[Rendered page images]

########################################

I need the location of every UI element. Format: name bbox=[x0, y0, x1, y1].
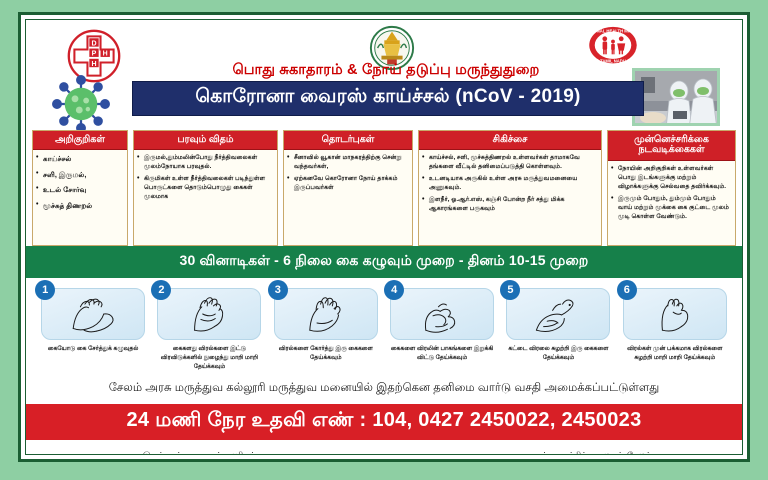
poster-frame: D P H H bbox=[18, 12, 750, 462]
info-box-body: காய்ச்சல், சளி, மூச்சுத்திணறல் உள்ளவர்கள… bbox=[419, 150, 601, 245]
info-box-body: இருமல்,தும்மலின்போது நீர்த்திவலைகள் மூலம… bbox=[134, 150, 277, 245]
step-number-badge: 5 bbox=[500, 280, 520, 300]
info-box-heading: பரவும் விதம் bbox=[134, 131, 277, 150]
info-box-heading: சிகிச்சை bbox=[419, 131, 601, 150]
poster-title-band: கொரோனா வைரஸ் காய்ச்சல் (nCoV - 2019) bbox=[132, 81, 644, 116]
info-box-contacts: தொடர்புகள் சீனாவில் வூகான் மாநகரத்திற்கு… bbox=[283, 130, 413, 246]
page-title: கொரோனா வைரஸ் காய்ச்சல் (nCoV - 2019) bbox=[135, 86, 641, 110]
hands-thumb-rotation-icon bbox=[522, 294, 594, 334]
hands-fingers-interlocked-icon bbox=[290, 294, 362, 334]
list-item: சீனாவில் வூகான் மாநகரத்திற்கு சென்று வந்… bbox=[287, 154, 408, 172]
footer-signatures: துணை இயக்குநர், சுகாதாரப் பணிகள் மாவட்ட … bbox=[26, 441, 742, 455]
info-box-spread: பரவும் விதம் இருமல்,தும்மலின்போது நீர்த்… bbox=[133, 130, 278, 246]
info-box-treatment: சிகிச்சை காய்ச்சல், சளி, மூச்சுத்திணறல் … bbox=[418, 130, 602, 246]
info-box-heading: தொடர்புகள் bbox=[284, 131, 412, 150]
department-name: பொது சுகாதாரம் & நோய் தடுப்பு மருந்துதுற… bbox=[126, 62, 646, 80]
step-panel: 2 bbox=[157, 288, 261, 340]
step-panel: 4 bbox=[390, 288, 494, 340]
hands-fingertips-in-palm-icon bbox=[639, 294, 711, 334]
step-number-badge: 4 bbox=[384, 280, 404, 300]
svg-text:P: P bbox=[92, 51, 97, 58]
list-item: காய்ச்சல், சளி, மூச்சுத்திணறல் உள்ளவர்கள… bbox=[422, 154, 597, 172]
step-caption: கைகளை விரலின் பாகங்களை இறுக்கி விட்டு தே… bbox=[386, 345, 498, 363]
handwash-banner: 30 வினாடிகள் - 6 நிலை கை கழுவும் முறை - … bbox=[26, 246, 742, 278]
poster-header: D P H H bbox=[26, 20, 742, 128]
list-item: உடனடியாக அருகில் உள்ள அரசு மருத்துவமனையை… bbox=[422, 175, 597, 193]
nhm-logo-text: NATIONAL HEALTH MISSION bbox=[584, 28, 642, 33]
handwash-step-6: 6 விரல்கள் முன் பக்கமாக விரல்களை சுழற்றி… bbox=[618, 288, 732, 372]
hands-palm-to-palm-icon bbox=[57, 294, 129, 334]
handwash-step-5: 5 கட்டை விரலை சுழற்றி இரு கைகளை தேய்க்கவ… bbox=[501, 288, 615, 372]
info-box-body: சீனாவில் வூகான் மாநகரத்திற்கு சென்று வந்… bbox=[284, 150, 412, 245]
list-item: இளநீர், ஓ.ஆர்.எஸ், கஞ்சி போன்ற நீர் சத்த… bbox=[422, 196, 597, 214]
step-panel: 5 bbox=[506, 288, 610, 340]
step-number-badge: 2 bbox=[151, 280, 171, 300]
handwash-step-1: 1 கையோடு கை சேர்த்துக் கழுவுதல் bbox=[36, 288, 150, 372]
list-item: காய்ச்சல் bbox=[36, 154, 123, 164]
info-box-body: காய்ச்சல் சளி, இருமல், உடல் சோர்வு மூச்ச… bbox=[33, 150, 127, 245]
step-caption: கையோடு கை சேர்த்துக் கழுவுதல் bbox=[37, 345, 149, 354]
step-caption: கைகளது விரல்களை இட்டு விரவிடுக்களில் நுழ… bbox=[153, 345, 265, 372]
poster-inner-frame: D P H H bbox=[25, 19, 743, 455]
step-caption: விரல்களை கோர்த்து இரு கைகளை தேய்க்கவும் bbox=[270, 345, 382, 363]
helpline-number-text: 24 மணி நேர உதவி எண் : 104, 0427 2450022,… bbox=[127, 409, 642, 431]
step-caption: விரல்கள் முன் பக்கமாக விரல்களை சுழற்றி ம… bbox=[619, 345, 731, 363]
step-number-badge: 1 bbox=[35, 280, 55, 300]
svg-text:H: H bbox=[91, 61, 96, 68]
info-box-symptoms: அறிகுறிகள் காய்ச்சல் சளி, இருமல், உடல் ச… bbox=[32, 130, 128, 246]
svg-text:H: H bbox=[103, 51, 108, 58]
list-item: இருமும் போதும், தும்மும் போதும் வாய் மற்… bbox=[611, 195, 731, 222]
handwash-step-3: 3 விரல்களை கோர்த்து இரு கைகளை தேய்க்கவும… bbox=[269, 288, 383, 372]
info-box-row: அறிகுறிகள் காய்ச்சல் சளி, இருமல், உடல் ச… bbox=[26, 128, 742, 246]
list-item: சளி, இருமல், bbox=[36, 170, 123, 180]
hands-interlaced-fingers-icon bbox=[173, 294, 245, 334]
info-box-heading: அறிகுறிகள் bbox=[33, 131, 127, 150]
list-item: மூச்சுத் திணறல் bbox=[36, 201, 123, 211]
step-number-badge: 6 bbox=[617, 280, 637, 300]
list-item: நோயின் அறிகுறிகள் உள்ளவர்கள் பொது இடங்கள… bbox=[611, 165, 731, 192]
list-item: ஏற்கனவே கொரோனா நோய் தாக்கம் இருப்பவர்கள் bbox=[287, 175, 408, 193]
signature-left: துணை இயக்குநர், சுகாதாரப் பணிகள் bbox=[114, 450, 256, 455]
coronavirus-illustration-icon bbox=[50, 74, 112, 134]
info-box-body: நோயின் அறிகுறிகள் உள்ளவர்கள் பொது இடங்கள… bbox=[608, 161, 735, 245]
handwash-step-4: 4 கைகளை விரலின் பாகங்களை இறுக்கி விட்டு … bbox=[385, 288, 499, 372]
helpline-banner: 24 மணி நேர உதவி எண் : 104, 0427 2450022,… bbox=[26, 403, 742, 441]
isolation-ward-note: சேலம் அரசு மருத்துவ கல்லூரி மருத்துவ மனை… bbox=[26, 376, 742, 403]
list-item: இருமல்,தும்மலின்போது நீர்த்திவலைகள் மூலம… bbox=[137, 154, 273, 172]
hands-backs-of-fingers-icon bbox=[406, 294, 478, 334]
step-panel: 3 bbox=[274, 288, 378, 340]
list-item: உடல் சோர்வு bbox=[36, 185, 123, 195]
step-panel: 6 bbox=[623, 288, 727, 340]
list-item: கிருமிகள் உள்ள நீர்த்திவலைகள் படிந்துள்ள… bbox=[137, 175, 273, 202]
step-panel: 1 bbox=[41, 288, 145, 340]
info-box-heading: முன்னெச்சரிக்கை நடவடிக்கைகள் bbox=[608, 131, 735, 161]
info-box-precautions: முன்னெச்சரிக்கை நடவடிக்கைகள் நோயின் அறிக… bbox=[607, 130, 736, 246]
step-number-badge: 3 bbox=[268, 280, 288, 300]
handwash-step-2: 2 கைகளது விரல்களை இட்டு விரவிட bbox=[152, 288, 266, 372]
step-caption: கட்டை விரலை சுழற்றி இரு கைகளை தேய்க்கவும… bbox=[502, 345, 614, 363]
handwash-steps-row: 1 கையோடு கை சேர்த்துக் கழுவுதல் bbox=[26, 278, 742, 376]
signature-right: மாவட்ட ஆட்சித் தலைவர், சேலம். bbox=[522, 450, 654, 455]
svg-text:D: D bbox=[91, 40, 96, 47]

########################################

→ **AIM OF THE TASK**:
Pull every line containing the word "number" out of the entries above.

→ **SOLUTION TO THE EXERCISE**:
step-number-badge: 5 bbox=[500, 280, 520, 300]
step-number-badge: 4 bbox=[384, 280, 404, 300]
step-number-badge: 2 bbox=[151, 280, 171, 300]
helpline-number-text: 24 மணி நேர உதவி எண் : 104, 0427 2450022,… bbox=[127, 409, 642, 431]
step-number-badge: 1 bbox=[35, 280, 55, 300]
step-number-badge: 6 bbox=[617, 280, 637, 300]
step-number-badge: 3 bbox=[268, 280, 288, 300]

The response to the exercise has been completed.